▸ **Instruction**: Give the number of lines in the data that hold the word "offset", and nothing else.

▸ **Extracted records**:

========

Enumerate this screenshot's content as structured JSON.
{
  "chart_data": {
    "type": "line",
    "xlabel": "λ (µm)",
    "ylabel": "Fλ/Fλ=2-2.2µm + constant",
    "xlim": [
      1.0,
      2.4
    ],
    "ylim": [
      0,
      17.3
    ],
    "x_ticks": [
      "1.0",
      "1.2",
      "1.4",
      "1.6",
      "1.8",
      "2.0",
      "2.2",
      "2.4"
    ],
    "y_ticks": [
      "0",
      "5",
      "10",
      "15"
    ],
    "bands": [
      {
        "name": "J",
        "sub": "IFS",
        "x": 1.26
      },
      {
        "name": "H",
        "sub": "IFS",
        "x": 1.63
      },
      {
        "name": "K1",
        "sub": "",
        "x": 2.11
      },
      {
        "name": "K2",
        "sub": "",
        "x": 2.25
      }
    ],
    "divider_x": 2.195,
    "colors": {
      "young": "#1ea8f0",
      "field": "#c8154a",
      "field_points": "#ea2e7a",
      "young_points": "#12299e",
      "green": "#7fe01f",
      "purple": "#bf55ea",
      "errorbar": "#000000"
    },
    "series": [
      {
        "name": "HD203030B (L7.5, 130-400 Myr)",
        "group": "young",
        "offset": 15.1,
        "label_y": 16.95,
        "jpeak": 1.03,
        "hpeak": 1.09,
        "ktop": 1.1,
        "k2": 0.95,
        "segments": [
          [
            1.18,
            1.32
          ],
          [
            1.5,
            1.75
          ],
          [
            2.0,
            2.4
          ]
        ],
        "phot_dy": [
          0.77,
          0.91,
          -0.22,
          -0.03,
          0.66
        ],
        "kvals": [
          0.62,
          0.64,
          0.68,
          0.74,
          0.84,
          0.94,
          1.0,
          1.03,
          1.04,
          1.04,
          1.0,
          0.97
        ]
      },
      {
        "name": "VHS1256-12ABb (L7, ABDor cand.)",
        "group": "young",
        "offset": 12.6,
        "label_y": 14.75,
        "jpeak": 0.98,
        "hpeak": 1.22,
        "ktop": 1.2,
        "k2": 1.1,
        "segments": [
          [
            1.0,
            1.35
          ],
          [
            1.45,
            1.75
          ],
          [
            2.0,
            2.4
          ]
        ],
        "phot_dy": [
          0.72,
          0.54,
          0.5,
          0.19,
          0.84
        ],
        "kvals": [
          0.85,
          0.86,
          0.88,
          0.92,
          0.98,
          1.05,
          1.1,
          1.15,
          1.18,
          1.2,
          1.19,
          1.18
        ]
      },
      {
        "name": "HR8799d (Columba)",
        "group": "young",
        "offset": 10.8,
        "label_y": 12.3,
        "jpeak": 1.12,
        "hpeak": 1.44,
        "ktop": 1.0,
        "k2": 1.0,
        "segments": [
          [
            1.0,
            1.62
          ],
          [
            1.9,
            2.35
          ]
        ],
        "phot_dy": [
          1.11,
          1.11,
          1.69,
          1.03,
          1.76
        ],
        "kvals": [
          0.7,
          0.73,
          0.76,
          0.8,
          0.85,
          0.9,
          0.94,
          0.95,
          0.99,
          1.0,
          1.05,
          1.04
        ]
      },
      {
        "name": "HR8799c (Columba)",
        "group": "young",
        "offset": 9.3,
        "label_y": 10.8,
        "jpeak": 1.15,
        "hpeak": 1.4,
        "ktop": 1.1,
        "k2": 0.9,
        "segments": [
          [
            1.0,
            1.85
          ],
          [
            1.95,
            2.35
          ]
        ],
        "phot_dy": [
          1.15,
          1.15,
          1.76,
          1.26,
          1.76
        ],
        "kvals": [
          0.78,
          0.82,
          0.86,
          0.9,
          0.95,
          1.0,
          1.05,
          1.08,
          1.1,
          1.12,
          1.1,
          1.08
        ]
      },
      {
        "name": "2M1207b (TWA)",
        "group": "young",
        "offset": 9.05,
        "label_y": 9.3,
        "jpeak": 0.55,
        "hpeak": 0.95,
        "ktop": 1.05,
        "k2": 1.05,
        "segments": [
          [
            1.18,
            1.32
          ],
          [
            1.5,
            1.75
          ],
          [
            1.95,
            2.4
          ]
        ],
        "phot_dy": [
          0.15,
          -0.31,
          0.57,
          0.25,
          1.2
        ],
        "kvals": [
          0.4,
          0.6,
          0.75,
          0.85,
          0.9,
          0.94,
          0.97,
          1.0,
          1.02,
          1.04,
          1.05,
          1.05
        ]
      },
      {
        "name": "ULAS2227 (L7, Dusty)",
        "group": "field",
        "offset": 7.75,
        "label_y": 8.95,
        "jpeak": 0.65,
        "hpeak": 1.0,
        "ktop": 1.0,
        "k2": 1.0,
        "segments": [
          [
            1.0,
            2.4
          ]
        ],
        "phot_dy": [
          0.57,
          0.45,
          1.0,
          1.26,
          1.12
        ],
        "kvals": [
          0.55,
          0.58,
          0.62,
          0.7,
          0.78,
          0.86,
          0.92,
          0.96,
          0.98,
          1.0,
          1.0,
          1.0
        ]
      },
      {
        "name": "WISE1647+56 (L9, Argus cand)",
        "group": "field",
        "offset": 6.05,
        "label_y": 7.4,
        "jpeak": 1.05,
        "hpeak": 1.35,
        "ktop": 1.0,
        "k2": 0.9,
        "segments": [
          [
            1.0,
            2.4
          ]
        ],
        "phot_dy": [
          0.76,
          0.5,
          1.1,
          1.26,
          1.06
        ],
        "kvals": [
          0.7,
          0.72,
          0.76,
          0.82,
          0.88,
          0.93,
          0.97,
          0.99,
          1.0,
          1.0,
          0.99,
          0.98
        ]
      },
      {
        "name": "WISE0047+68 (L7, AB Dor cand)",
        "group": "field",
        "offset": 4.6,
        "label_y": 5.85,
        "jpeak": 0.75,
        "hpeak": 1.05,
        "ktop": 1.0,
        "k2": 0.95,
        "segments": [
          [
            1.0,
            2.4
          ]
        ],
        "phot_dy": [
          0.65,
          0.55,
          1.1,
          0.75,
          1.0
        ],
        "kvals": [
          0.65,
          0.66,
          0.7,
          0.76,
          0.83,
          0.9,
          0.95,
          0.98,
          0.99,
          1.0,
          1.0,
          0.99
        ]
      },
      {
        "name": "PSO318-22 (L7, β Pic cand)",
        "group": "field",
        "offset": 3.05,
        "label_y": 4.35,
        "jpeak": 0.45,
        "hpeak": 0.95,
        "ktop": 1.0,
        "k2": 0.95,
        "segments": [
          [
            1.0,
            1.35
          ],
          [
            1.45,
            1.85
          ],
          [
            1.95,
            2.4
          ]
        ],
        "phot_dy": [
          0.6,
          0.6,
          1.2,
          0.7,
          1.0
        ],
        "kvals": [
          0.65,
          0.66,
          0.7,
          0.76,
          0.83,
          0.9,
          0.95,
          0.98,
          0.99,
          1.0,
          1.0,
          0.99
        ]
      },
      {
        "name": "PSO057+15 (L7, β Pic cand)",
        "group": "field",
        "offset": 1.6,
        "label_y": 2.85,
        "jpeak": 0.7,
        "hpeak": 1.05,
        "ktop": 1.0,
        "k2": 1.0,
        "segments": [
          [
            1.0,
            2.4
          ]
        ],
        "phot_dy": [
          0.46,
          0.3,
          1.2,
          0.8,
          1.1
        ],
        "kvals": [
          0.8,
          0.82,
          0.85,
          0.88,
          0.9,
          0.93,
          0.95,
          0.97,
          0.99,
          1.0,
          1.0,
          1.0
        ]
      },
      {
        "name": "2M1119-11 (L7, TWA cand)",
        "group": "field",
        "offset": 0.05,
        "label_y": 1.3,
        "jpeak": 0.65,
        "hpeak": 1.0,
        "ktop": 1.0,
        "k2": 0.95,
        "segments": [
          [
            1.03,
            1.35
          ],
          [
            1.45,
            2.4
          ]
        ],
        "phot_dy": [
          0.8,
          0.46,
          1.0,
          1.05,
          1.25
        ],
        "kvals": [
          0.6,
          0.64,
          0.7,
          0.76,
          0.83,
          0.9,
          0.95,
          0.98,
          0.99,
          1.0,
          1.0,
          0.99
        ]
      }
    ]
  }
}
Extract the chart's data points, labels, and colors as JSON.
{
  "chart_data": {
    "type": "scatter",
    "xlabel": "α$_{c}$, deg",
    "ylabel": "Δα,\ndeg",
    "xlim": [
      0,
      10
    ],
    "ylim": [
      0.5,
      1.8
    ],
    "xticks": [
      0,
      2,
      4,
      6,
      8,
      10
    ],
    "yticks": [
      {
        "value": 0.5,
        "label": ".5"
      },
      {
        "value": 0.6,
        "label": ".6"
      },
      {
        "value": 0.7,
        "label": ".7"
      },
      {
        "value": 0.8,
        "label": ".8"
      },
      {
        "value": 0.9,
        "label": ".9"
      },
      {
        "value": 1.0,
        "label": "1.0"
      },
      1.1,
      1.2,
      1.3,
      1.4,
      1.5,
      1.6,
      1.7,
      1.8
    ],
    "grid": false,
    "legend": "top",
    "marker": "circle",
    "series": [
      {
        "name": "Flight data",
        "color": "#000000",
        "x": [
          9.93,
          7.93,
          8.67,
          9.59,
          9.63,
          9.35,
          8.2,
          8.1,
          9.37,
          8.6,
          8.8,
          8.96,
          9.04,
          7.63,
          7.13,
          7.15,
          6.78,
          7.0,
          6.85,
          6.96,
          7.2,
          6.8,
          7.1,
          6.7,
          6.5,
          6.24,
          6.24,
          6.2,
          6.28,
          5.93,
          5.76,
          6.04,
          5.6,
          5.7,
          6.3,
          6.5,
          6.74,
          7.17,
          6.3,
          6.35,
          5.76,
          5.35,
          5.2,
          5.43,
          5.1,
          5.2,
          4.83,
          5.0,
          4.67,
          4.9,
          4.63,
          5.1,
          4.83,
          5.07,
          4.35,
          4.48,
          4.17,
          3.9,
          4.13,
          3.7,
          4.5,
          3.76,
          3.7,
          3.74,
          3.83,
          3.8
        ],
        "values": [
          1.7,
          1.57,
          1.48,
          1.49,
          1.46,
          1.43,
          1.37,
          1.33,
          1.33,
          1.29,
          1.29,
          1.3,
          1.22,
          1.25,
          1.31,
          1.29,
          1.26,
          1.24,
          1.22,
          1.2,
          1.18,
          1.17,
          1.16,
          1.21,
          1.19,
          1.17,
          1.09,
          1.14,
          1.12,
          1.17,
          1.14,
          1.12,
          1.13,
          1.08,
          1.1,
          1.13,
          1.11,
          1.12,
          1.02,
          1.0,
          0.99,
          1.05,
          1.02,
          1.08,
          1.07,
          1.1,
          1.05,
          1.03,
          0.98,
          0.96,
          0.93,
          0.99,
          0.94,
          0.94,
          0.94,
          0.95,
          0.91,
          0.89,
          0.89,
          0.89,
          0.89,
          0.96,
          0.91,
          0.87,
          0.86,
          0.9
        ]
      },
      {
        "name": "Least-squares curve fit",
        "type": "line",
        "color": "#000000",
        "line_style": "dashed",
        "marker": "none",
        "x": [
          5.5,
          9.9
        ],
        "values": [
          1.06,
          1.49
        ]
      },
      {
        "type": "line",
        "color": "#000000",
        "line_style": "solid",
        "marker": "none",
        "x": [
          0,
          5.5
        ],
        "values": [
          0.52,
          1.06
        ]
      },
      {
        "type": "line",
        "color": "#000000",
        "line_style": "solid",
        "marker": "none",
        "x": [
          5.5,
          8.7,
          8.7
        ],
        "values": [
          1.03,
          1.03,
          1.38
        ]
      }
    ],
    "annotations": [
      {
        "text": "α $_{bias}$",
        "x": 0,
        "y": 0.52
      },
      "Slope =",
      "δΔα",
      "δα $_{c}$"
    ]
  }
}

========

▸ **Solution to the problem**: 11